(What you have to do):
Print the entire listing. Each line must match the original exactly.

(Given entries):
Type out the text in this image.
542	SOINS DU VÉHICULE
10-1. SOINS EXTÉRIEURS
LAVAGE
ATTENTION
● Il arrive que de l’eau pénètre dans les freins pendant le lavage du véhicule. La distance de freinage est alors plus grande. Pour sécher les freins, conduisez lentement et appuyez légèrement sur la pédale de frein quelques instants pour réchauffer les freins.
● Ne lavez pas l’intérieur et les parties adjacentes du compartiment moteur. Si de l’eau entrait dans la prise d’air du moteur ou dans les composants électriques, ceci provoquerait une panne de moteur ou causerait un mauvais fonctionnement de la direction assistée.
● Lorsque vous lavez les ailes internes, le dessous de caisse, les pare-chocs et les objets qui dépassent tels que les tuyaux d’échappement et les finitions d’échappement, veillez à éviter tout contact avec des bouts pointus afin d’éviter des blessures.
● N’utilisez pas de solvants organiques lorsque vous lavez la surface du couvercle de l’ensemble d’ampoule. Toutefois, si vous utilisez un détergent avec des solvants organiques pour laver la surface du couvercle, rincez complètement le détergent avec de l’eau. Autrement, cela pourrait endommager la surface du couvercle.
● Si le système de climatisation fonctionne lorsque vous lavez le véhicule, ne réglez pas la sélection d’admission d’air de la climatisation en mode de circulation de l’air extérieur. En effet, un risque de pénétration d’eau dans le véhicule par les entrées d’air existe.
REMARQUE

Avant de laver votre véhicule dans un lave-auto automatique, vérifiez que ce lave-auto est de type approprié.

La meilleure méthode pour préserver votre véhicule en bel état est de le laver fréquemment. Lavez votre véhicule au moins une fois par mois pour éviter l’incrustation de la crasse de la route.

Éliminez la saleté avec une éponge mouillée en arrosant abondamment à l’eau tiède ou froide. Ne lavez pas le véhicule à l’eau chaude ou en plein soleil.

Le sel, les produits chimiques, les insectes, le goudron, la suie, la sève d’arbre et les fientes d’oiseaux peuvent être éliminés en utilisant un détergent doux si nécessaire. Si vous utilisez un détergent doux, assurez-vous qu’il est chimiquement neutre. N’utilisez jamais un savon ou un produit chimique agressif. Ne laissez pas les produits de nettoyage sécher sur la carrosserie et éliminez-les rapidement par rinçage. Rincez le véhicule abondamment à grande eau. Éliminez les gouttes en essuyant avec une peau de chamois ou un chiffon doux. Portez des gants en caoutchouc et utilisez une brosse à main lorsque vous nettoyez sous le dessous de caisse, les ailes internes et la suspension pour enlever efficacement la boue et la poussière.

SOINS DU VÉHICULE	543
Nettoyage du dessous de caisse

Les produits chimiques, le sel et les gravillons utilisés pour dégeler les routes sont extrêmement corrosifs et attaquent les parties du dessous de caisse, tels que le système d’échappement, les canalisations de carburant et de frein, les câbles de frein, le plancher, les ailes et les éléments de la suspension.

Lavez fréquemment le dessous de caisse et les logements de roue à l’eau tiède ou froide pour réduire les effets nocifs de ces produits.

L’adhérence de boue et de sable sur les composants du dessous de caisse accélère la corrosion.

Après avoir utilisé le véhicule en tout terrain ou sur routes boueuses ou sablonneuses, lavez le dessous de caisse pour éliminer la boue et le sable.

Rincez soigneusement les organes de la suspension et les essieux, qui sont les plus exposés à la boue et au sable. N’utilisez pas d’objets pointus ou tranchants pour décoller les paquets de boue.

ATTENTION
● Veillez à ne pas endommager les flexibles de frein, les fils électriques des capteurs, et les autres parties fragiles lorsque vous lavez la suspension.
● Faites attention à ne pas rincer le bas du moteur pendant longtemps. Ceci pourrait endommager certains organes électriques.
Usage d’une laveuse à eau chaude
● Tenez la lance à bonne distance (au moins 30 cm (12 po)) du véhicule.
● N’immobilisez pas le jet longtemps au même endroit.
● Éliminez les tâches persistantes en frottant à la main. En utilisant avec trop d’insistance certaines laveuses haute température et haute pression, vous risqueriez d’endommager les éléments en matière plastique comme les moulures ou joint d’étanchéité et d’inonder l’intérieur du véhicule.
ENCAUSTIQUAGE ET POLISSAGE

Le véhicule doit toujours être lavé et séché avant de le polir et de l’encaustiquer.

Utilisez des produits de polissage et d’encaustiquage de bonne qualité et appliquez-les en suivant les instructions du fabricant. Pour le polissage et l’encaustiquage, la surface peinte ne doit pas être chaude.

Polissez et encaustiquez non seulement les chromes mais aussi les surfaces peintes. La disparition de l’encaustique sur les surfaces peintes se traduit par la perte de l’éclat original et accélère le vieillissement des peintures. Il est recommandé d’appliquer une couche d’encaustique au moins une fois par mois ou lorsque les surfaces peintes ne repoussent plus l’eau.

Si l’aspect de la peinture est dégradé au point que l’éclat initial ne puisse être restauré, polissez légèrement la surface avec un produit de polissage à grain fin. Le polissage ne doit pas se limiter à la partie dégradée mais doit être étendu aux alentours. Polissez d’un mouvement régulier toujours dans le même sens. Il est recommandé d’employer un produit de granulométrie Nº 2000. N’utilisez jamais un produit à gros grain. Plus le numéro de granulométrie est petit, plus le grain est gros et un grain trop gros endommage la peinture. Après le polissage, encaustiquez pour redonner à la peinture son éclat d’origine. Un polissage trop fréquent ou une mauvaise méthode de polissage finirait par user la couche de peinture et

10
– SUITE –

(Output below):
Type out the text in this image.
542	SOINS DU VÉHICULE
10-1. SOINS EXTÉRIEURS
LAVAGE
ATTENTION
● Il arrive que de l’eau pénètre dans les freins pendant le lavage du véhicule. La distance de freinage est alors plus grande. Pour sécher les freins, conduisez lentement et appuyez légèrement sur la pédale de frein quelques instants pour réchauffer les freins.
● Ne lavez pas l’intérieur et les parties adjacentes du compartiment moteur. Si de l’eau entrait dans la prise d’air du moteur ou dans les composants électriques, ceci provoquerait une panne de moteur ou causerait un mauvais fonctionnement de la direction assistée.
● Lorsque vous lavez les ailes internes, le dessous de caisse, les pare-chocs et les objets qui dépassent tels que les tuyaux d’échappement et les finitions d’échappement, veillez à éviter tout contact avec des bouts pointus afin d’éviter des blessures.
● N’utilisez pas de solvants organiques lorsque vous lavez la surface du couvercle de l’ensemble d’ampoule. Toutefois, si vous utilisez un détergent avec des solvants organiques pour laver la surface du couvercle, rincez complètement le détergent avec de l’eau. Autrement, cela pourrait endommager la surface du couvercle.
● Si le système de climatisation fonctionne lorsque vous lavez le véhicule, ne réglez pas la sélection d’admission d’air de la climatisation en mode de circulation de l’air extérieur. En effet, un risque de pénétration d’eau dans le véhicule par les entrées d’air existe.
REMARQUE

Avant de laver votre véhicule dans un lave-auto automatique, vérifiez que ce lave-auto est de type approprié.

La meilleure méthode pour préserver votre véhicule en bel état est de le laver fréquemment. Lavez votre véhicule au moins une fois par mois pour éviter l’incrustation de la crasse de la route.

Éliminez la saleté avec une éponge mouillée en arrosant abondamment à l’eau tiède ou froide. Ne lavez pas le véhicule à l’eau chaude ou en plein soleil.

Le sel, les produits chimiques, les insectes, le goudron, la suie, la sève d’arbre et les fientes d’oiseaux peuvent être éliminés en utilisant un détergent doux si nécessaire. Si vous utilisez un détergent doux, assurez-vous qu’il est chimiquement neutre. N’utilisez jamais un savon ou un produit chimique agressif. Ne laissez pas les produits de nettoyage sécher sur la carrosserie et éliminez-les rapidement par rinçage. Rincez le véhicule abondamment à grande eau. Éliminez les gouttes en essuyant avec une peau de chamois ou un chiffon doux. Portez des gants en caoutchouc et utilisez une brosse à main lorsque vous nettoyez sous le dessous de caisse, les ailes internes et la suspension pour enlever efficacement la boue et la poussière.

SOINS DU VÉHICULE	543
Nettoyage du dessous de caisse

Les produits chimiques, le sel et les gravillons utilisés pour dégeler les routes sont extrêmement corrosifs et attaquent les parties du dessous de caisse, tels que le système d’échappement, les canalisations de carburant et de frein, les câbles de frein, le plancher, les ailes et les éléments de la suspension.

Lavez fréquemment le dessous de caisse et les logements de roue à l’eau tiède ou froide pour réduire les effets nocifs de ces produits.

L’adhérence de boue et de sable sur les composants du dessous de caisse accélère la corrosion.

Après avoir utilisé le véhicule en tout terrain ou sur routes boueuses ou sablonneuses, lavez le dessous de caisse pour éliminer la boue et le sable.

Rincez soigneusement les organes de la suspension et les essieux, qui sont les plus exposés à la boue et au sable. N’utilisez pas d’objets pointus ou tranchants pour décoller les paquets de boue.

ATTENTION
● Veillez à ne pas endommager les flexibles de frein, les fils électriques des capteurs, et les autres parties fragiles lorsque vous lavez la suspension.
● Faites attention à ne pas rincer le bas du moteur pendant longtemps. Ceci pourrait endommager certains organes électriques.
Usage d’une laveuse à eau chaude
● Tenez la lance à bonne distance (au moins 30 cm (12 po)) du véhicule.
● N’immobilisez pas le jet longtemps au même endroit.
● Éliminez les tâches persistantes en frottant à la main. En utilisant avec trop d’insistance certaines laveuses haute température et haute pression, vous risqueriez d’endommager les éléments en matière plastique comme les moulures ou joint d’étanchéité et d’inonder l’intérieur du véhicule.
ENCAUSTIQUAGE ET POLISSAGE

Le véhicule doit toujours être lavé et séché avant de le polir et de l’encaustiquer.

Utilisez des produits de polissage et d’encaustiquage de bonne qualité et appliquez-les en suivant les instructions du fabricant. Pour le polissage et l’encaustiquage, la surface peinte ne doit pas être chaude.

Polissez et encaustiquez non seulement les chromes mais aussi les surfaces peintes. La disparition de l’encaustique sur les surfaces peintes se traduit par la perte de l’éclat original et accélère le vieillissement des peintures. Il est recommandé d’appliquer une couche d’encaustique au moins une fois par mois ou lorsque les surfaces peintes ne repoussent plus l’eau.

Si l’aspect de la peinture est dégradé au point que l’éclat initial ne puisse être restauré, polissez légèrement la surface avec un produit de polissage à grain fin. Le polissage ne doit pas se limiter à la partie dégradée mais doit être étendu aux alentours. Polissez d’un mouvement régulier toujours dans le même sens. Il est recommandé d’employer un produit de granulométrie Nº 2000. N’utilisez jamais un produit à gros grain. Plus le numéro de granulométrie est petit, plus le grain est gros et un grain trop gros endommage la peinture. Après le polissage, encaustiquez pour redonner à la peinture son éclat d’origine. Un polissage trop fréquent ou une mauvaise méthode de polissage finirait par user la couche de peinture et

10
– SUITE –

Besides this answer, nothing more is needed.